* Begin DATA ROWS *

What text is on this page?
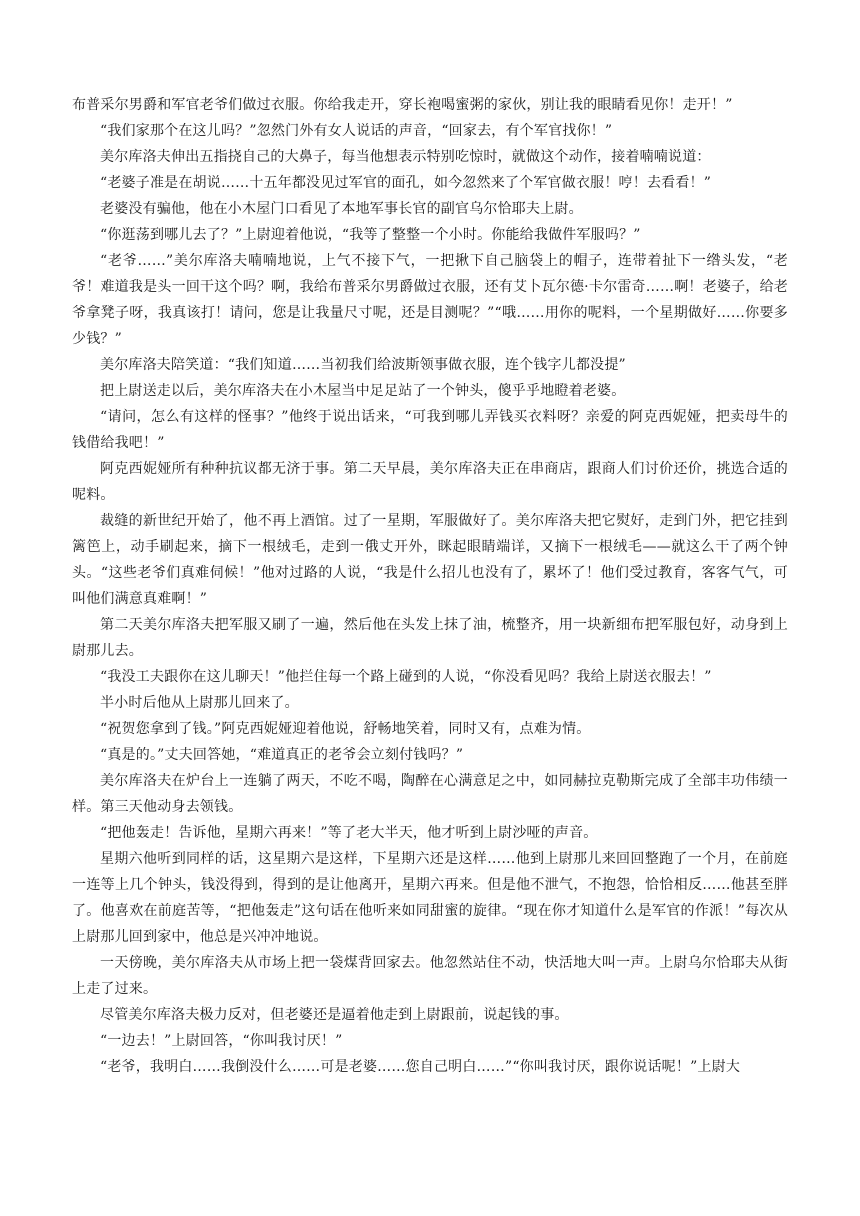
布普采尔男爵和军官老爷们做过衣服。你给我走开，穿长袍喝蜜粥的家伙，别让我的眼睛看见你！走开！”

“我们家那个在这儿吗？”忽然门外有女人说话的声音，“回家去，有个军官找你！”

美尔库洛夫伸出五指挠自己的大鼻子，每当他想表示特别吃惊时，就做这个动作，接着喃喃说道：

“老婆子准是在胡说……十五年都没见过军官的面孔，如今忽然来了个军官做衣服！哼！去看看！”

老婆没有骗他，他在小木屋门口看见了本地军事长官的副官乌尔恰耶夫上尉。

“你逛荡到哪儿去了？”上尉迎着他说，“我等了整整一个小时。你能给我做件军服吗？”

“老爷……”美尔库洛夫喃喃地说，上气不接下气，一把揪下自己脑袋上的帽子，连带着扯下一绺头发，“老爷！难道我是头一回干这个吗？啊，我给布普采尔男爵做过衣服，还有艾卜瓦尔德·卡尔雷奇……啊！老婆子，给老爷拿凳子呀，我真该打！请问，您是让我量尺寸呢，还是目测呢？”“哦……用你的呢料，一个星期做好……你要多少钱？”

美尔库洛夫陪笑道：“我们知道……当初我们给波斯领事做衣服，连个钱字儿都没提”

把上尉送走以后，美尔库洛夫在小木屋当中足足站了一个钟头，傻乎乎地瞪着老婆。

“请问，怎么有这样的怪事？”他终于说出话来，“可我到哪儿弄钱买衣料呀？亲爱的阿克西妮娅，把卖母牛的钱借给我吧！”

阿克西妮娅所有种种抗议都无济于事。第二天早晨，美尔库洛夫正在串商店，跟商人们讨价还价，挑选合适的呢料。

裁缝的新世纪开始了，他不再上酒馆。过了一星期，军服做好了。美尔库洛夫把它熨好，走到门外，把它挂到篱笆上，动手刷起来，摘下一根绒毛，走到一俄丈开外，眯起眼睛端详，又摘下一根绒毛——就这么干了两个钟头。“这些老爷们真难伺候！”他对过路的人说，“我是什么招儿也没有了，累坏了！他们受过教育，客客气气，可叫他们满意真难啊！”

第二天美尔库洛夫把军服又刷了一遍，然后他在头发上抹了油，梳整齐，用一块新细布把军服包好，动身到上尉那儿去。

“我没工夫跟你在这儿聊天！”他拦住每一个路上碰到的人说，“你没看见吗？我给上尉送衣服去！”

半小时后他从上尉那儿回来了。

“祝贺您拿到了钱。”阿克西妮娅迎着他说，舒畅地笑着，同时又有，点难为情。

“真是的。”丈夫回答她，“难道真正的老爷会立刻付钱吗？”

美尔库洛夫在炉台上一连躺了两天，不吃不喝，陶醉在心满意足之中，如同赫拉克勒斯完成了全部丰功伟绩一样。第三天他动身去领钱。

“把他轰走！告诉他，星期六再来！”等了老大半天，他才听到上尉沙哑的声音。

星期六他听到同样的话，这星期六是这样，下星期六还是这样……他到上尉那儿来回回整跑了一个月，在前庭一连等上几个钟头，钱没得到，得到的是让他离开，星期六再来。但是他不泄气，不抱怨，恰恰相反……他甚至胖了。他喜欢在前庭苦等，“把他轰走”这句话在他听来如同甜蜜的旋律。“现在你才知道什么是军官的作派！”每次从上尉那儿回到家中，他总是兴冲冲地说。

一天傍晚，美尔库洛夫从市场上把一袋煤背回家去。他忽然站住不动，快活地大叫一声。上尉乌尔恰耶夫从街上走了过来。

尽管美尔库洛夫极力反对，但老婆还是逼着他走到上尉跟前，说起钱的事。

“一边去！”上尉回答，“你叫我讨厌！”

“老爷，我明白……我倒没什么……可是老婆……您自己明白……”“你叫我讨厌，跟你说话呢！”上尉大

* End DATA ROWS *

YOUR GOAL: The records above are to be reproduced exactly; the pictures are to be left out.

RESPONSE:
What text is on this page?
布普采尔男爵和军官老爷们做过衣服。你给我走开，穿长袍喝蜜粥的家伙，别让我的眼睛看见你！走开！”

“我们家那个在这儿吗？”忽然门外有女人说话的声音，“回家去，有个军官找你！”

美尔库洛夫伸出五指挠自己的大鼻子，每当他想表示特别吃惊时，就做这个动作，接着喃喃说道：

“老婆子准是在胡说……十五年都没见过军官的面孔，如今忽然来了个军官做衣服！哼！去看看！”

老婆没有骗他，他在小木屋门口看见了本地军事长官的副官乌尔恰耶夫上尉。

“你逛荡到哪儿去了？”上尉迎着他说，“我等了整整一个小时。你能给我做件军服吗？”

“老爷……”美尔库洛夫喃喃地说，上气不接下气，一把揪下自己脑袋上的帽子，连带着扯下一绺头发，“老爷！难道我是头一回干这个吗？啊，我给布普采尔男爵做过衣服，还有艾卜瓦尔德·卡尔雷奇……啊！老婆子，给老爷拿凳子呀，我真该打！请问，您是让我量尺寸呢，还是目测呢？”“哦……用你的呢料，一个星期做好……你要多少钱？”

美尔库洛夫陪笑道：“我们知道……当初我们给波斯领事做衣服，连个钱字儿都没提”

把上尉送走以后，美尔库洛夫在小木屋当中足足站了一个钟头，傻乎乎地瞪着老婆。

“请问，怎么有这样的怪事？”他终于说出话来，“可我到哪儿弄钱买衣料呀？亲爱的阿克西妮娅，把卖母牛的钱借给我吧！”

阿克西妮娅所有种种抗议都无济于事。第二天早晨，美尔库洛夫正在串商店，跟商人们讨价还价，挑选合适的呢料。

裁缝的新世纪开始了，他不再上酒馆。过了一星期，军服做好了。美尔库洛夫把它熨好，走到门外，把它挂到篱笆上，动手刷起来，摘下一根绒毛，走到一俄丈开外，眯起眼睛端详，又摘下一根绒毛——就这么干了两个钟头。“这些老爷们真难伺候！”他对过路的人说，“我是什么招儿也没有了，累坏了！他们受过教育，客客气气，可叫他们满意真难啊！”

第二天美尔库洛夫把军服又刷了一遍，然后他在头发上抹了油，梳整齐，用一块新细布把军服包好，动身到上尉那儿去。

“我没工夫跟你在这儿聊天！”他拦住每一个路上碰到的人说，“你没看见吗？我给上尉送衣服去！”

半小时后他从上尉那儿回来了。

“祝贺您拿到了钱。”阿克西妮娅迎着他说，舒畅地笑着，同时又有，点难为情。

“真是的。”丈夫回答她，“难道真正的老爷会立刻付钱吗？”

美尔库洛夫在炉台上一连躺了两天，不吃不喝，陶醉在心满意足之中，如同赫拉克勒斯完成了全部丰功伟绩一样。第三天他动身去领钱。

“把他轰走！告诉他，星期六再来！”等了老大半天，他才听到上尉沙哑的声音。

星期六他听到同样的话，这星期六是这样，下星期六还是这样……他到上尉那儿来回回整跑了一个月，在前庭一连等上几个钟头，钱没得到，得到的是让他离开，星期六再来。但是他不泄气，不抱怨，恰恰相反……他甚至胖了。他喜欢在前庭苦等，“把他轰走”这句话在他听来如同甜蜜的旋律。“现在你才知道什么是军官的作派！”每次从上尉那儿回到家中，他总是兴冲冲地说。

一天傍晚，美尔库洛夫从市场上把一袋煤背回家去。他忽然站住不动，快活地大叫一声。上尉乌尔恰耶夫从街上走了过来。

尽管美尔库洛夫极力反对，但老婆还是逼着他走到上尉跟前，说起钱的事。

“一边去！”上尉回答，“你叫我讨厌！”

“老爷，我明白……我倒没什么……可是老婆……您自己明白……”“你叫我讨厌，跟你说话呢！”上尉大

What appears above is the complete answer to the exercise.